_TRECHO FORNECIDO_
____________________
5º. Tal percepção espiritual intercultural nos permite esclarecer o papel de Jesus como o “único” mediador da salvação. Como isso é possível, se a cultura com a qual somos confrontados não crê em Jesus? A interculturalidade, quando nos pede para respeitar a verdade do outro, está colocando entre parênteses (não é negar) os atos de fé próprios de cada cultura. O seu papel é confrontar-nos com valores, dar e receber aqueles valores éticos com os quais a história nos enriquece a todos e que não só cristãos e católicos têm. E estes valores éticos devem ser o fundamento de todo o diálogo. Uma vez compreendido isto, torna-se claro para nós o papel de Jesus: Ele é um campeão da prática da justiça, do amor, da verdade, da inclusão, do compromisso com a dignidade humana, do compromisso de reduzir o sofrimento da humanidade, da prática dos direitos humanos, da incorporação dos excluídos e dos pobres nos processos de construção da humanidade. etc. Portanto, a primeira questão diante das culturas não deve ser aquela questão religiosa que indaga sobre formulações teológicas, mas a questão que busca valores, que se forem de justiça, serão somados aos de Jesus. Então saberemos como uma cultura pode acreditar em Jesus, pelos valores que a sua pessoa apresenta, mesmo sem confessá-lo explicitamente como pessoa divina. Este caminho é válido, porque é o mesmo que Jesus seguiu com os seus discípulos: primeiro acreditaram n’Ele como homem de valores e depois, a partir da ressurreição, acreditaram n’Ele como Filho de Deus.
____________________
_MATERIAL_

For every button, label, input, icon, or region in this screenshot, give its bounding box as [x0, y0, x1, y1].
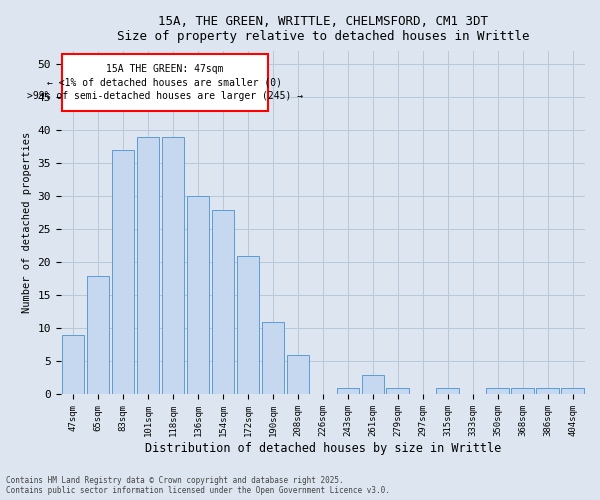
Bar	[287, 355, 309, 395]
Bar	[187, 196, 209, 394]
Bar	[262, 322, 284, 394]
Bar	[511, 388, 534, 394]
Bar	[362, 374, 384, 394]
Bar	[112, 150, 134, 394]
Bar	[337, 388, 359, 394]
Bar	[487, 388, 509, 394]
Bar	[236, 256, 259, 394]
Bar	[536, 388, 559, 394]
Bar	[561, 388, 584, 394]
Bar	[436, 388, 459, 394]
Bar	[62, 54, 268, 110]
Bar	[62, 335, 85, 394]
Bar	[212, 210, 234, 394]
Y-axis label: Number of detached properties: Number of detached properties	[22, 132, 32, 314]
X-axis label: Distribution of detached houses by size in Writtle: Distribution of detached houses by size …	[145, 442, 501, 455]
Title: 15A, THE GREEN, WRITTLE, CHELMSFORD, CM1 3DT
Size of property relative to detach: 15A, THE GREEN, WRITTLE, CHELMSFORD, CM1…	[116, 15, 529, 43]
Bar	[137, 137, 159, 394]
Bar	[162, 137, 184, 394]
Text: Contains HM Land Registry data © Crown copyright and database right 2025.
Contai: Contains HM Land Registry data © Crown c…	[6, 476, 390, 495]
Text: 15A THE GREEN: 47sqm
← <1% of detached houses are smaller (0)
>99% of semi-detac: 15A THE GREEN: 47sqm ← <1% of detached h…	[27, 64, 303, 100]
Bar	[87, 276, 109, 394]
Bar	[386, 388, 409, 394]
____________________
_O QUE SE PEDE_
Responda às perguntas abaixo com base no trecho sobre interculturalidade e o papel de Jesus.
(a) O que a interculturalidade coloca entre parênteses quando pede para respeitar a verdade do outro?
(b) O que deve ser o fundamento de todo o diálogo?
(c) Em que ordem os discípulos acreditaram em Jesus?

_RESPOSTA ABAIXO_
(a) Os atos de fé próprios de cada cultura.
(b) Os valores éticos.
(c) Primeiro acreditaram n'Ele como homem de valores e depois, a partir da ressurreição, como Filho de Deus.